→ **Requirements**:
Return the material word for word. Do not include the pictures.

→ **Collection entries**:
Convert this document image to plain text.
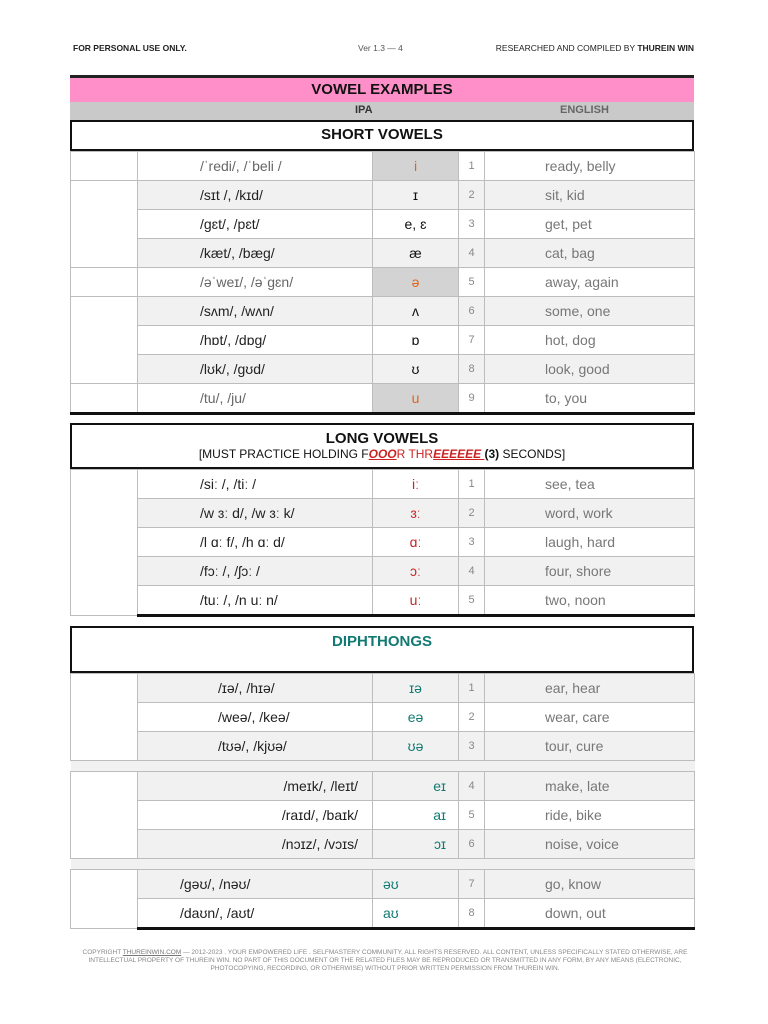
FOR PERSONAL USE ONLY.	Ver 1.3 — 4	RESEARCHED AND COMPILED BY THUREIN WIN
VOWEL EXAMPLES
IPA	ENGLISH
SHORT VOWELS
	/ˈredi/, /ˈbeli /	i	1	ready, belly
	/sɪt /, /kɪd/	ɪ	2	sit, kid
	/gɛt/, /pɛt/	e, ɛ	3	get, pet
	/kæt/, /bæg/	æ	4	cat, bag
	/əˈweɪ/, /əˈgɛn/	ə	5	away, again
	/sʌm/, /wʌn/	ʌ	6	some, one
	/hɒt/, /dɒg/	ɒ	7	hot, dog
	/lʊk/, /gʊd/	ʊ	8	look, good
	/tu/, /ju/	u	9	to, you
LONG VOWELS
[MUST PRACTICE HOLDING FOOOR THREEEEEE (3) SECONDS]
	/siː /, /tiː /	iː	1	see, tea
	/w ɜː d/, /w ɜː k/	ɜː	2	word, work
	/l ɑː f/, /h ɑː d/	ɑː	3	laugh, hard
	/fɔː /, /ʃɔː /	ɔː	4	four, shore
	/tuː /, /n uː n/	uː	5	two, noon
DIPHTHONGS
	/ɪə/, /hɪə/	ɪə	1	ear, hear
	/weə/, /keə/	eə	2	wear, care
	/tʊə/, /kjʊə/	ʊə	3	tour, cure

	/meɪk/, /leɪt/	eɪ	4	make, late
	/raɪd/, /baɪk/	aɪ	5	ride, bike
	/nɔɪz/, /vɔɪs/	ɔɪ	6	noise, voice

	/gəʊ/, /nəʊ/	əʊ	7	go, know
	/daʊn/, /aʊt/	aʊ	8	down, out
COPYRIGHT THUREINWIN.COM — 2012-2023 . YOUR EMPOWERED LIFE . SELFMASTERY COMMUNITY. ALL RIGHTS RESERVED. ALL CONTENT, UNLESS SPECIFICALLY STATED OTHERWISE, ARE INTELLECTUAL PROPERTY OF THUREIN WIN. NO PART OF THIS DOCUMENT OR THE RELATED FILES MAY BE REPRODUCED OR TRANSMITTED IN ANY FORM, BY ANY MEANS (ELECTRONIC, PHOTOCOPYING, RECORDING, OR OTHERWISE) WITHOUT PRIOR WRITTEN PERMISSION FROM THUREIN WIN.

→ **Exercise solution**:
Convert this document image to plain text.
FOR PERSONAL USE ONLY.	Ver 1.3 — 4	RESEARCHED AND COMPILED BY THUREIN WIN
VOWEL EXAMPLES
IPA	ENGLISH
SHORT VOWELS
	/ˈredi/, /ˈbeli /	i	1	ready, belly
	/sɪt /, /kɪd/	ɪ	2	sit, kid
	/gɛt/, /pɛt/	e, ɛ	3	get, pet
	/kæt/, /bæg/	æ	4	cat, bag
	/əˈweɪ/, /əˈgɛn/	ə	5	away, again
	/sʌm/, /wʌn/	ʌ	6	some, one
	/hɒt/, /dɒg/	ɒ	7	hot, dog
	/lʊk/, /gʊd/	ʊ	8	look, good
	/tu/, /ju/	u	9	to, you
LONG VOWELS
[MUST PRACTICE HOLDING FOOOR THREEEEEE (3) SECONDS]
	/siː /, /tiː /	iː	1	see, tea
	/w ɜː d/, /w ɜː k/	ɜː	2	word, work
	/l ɑː f/, /h ɑː d/	ɑː	3	laugh, hard
	/fɔː /, /ʃɔː /	ɔː	4	four, shore
	/tuː /, /n uː n/	uː	5	two, noon
DIPHTHONGS
	/ɪə/, /hɪə/	ɪə	1	ear, hear
	/weə/, /keə/	eə	2	wear, care
	/tʊə/, /kjʊə/	ʊə	3	tour, cure

	/meɪk/, /leɪt/	eɪ	4	make, late
	/raɪd/, /baɪk/	aɪ	5	ride, bike
	/nɔɪz/, /vɔɪs/	ɔɪ	6	noise, voice

	/gəʊ/, /nəʊ/	əʊ	7	go, know
	/daʊn/, /aʊt/	aʊ	8	down, out
COPYRIGHT THUREINWIN.COM — 2012-2023 . YOUR EMPOWERED LIFE . SELFMASTERY COMMUNITY. ALL RIGHTS RESERVED. ALL CONTENT, UNLESS SPECIFICALLY STATED OTHERWISE, ARE INTELLECTUAL PROPERTY OF THUREIN WIN. NO PART OF THIS DOCUMENT OR THE RELATED FILES MAY BE REPRODUCED OR TRANSMITTED IN ANY FORM, BY ANY MEANS (ELECTRONIC, PHOTOCOPYING, RECORDING, OR OTHERWISE) WITHOUT PRIOR WRITTEN PERMISSION FROM THUREIN WIN.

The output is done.